▶ _Objective_: Will you extract the entries word for word? Images should not appear in the copy.

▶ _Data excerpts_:
--------------------------------------------------

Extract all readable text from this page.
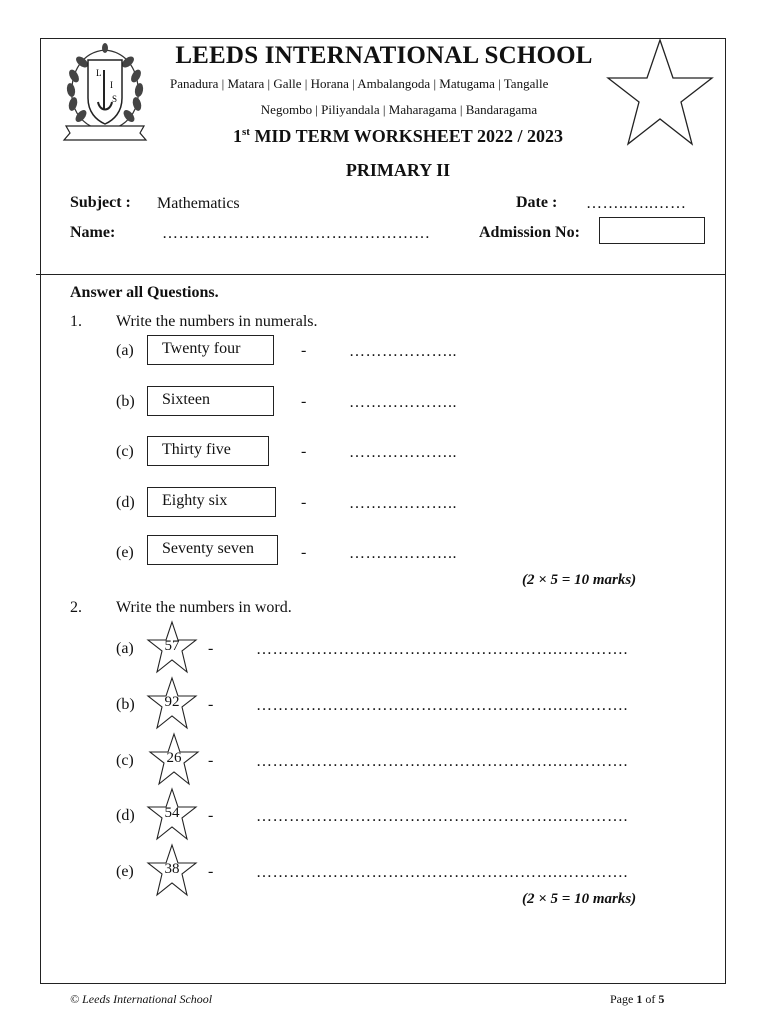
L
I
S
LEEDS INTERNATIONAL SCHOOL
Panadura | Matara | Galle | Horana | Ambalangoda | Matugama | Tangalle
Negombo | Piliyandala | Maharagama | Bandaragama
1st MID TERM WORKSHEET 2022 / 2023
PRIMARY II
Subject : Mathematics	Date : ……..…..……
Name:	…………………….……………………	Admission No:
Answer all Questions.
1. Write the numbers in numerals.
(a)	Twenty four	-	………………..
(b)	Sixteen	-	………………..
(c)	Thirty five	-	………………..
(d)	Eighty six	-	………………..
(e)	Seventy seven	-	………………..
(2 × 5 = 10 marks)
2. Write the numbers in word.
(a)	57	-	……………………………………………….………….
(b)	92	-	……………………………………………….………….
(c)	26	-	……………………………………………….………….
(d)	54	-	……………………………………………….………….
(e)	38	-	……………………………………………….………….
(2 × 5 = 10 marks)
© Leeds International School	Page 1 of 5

--------------------------------------------------

▶ _Written response_:
Extract all readable text from this page.
L
I
S
LEEDS INTERNATIONAL SCHOOL
Panadura | Matara | Galle | Horana | Ambalangoda | Matugama | Tangalle
Negombo | Piliyandala | Maharagama | Bandaragama
1st MID TERM WORKSHEET 2022 / 2023
PRIMARY II
Subject : Mathematics	Date : ……..…..……
Name:	…………………….……………………	Admission No:
Answer all Questions.
1. Write the numbers in numerals.
(a)	Twenty four	-	………………..
(b)	Sixteen	-	………………..
(c)	Thirty five	-	………………..
(d)	Eighty six	-	………………..
(e)	Seventy seven	-	………………..
(2 × 5 = 10 marks)
2. Write the numbers in word.
(a)	57	-	……………………………………………….………….
(b)	92	-	……………………………………………….………….
(c)	26	-	……………………………………………….………….
(d)	54	-	……………………………………………….………….
(e)	38	-	……………………………………………….………….
(2 × 5 = 10 marks)
© Leeds International School	Page 1 of 5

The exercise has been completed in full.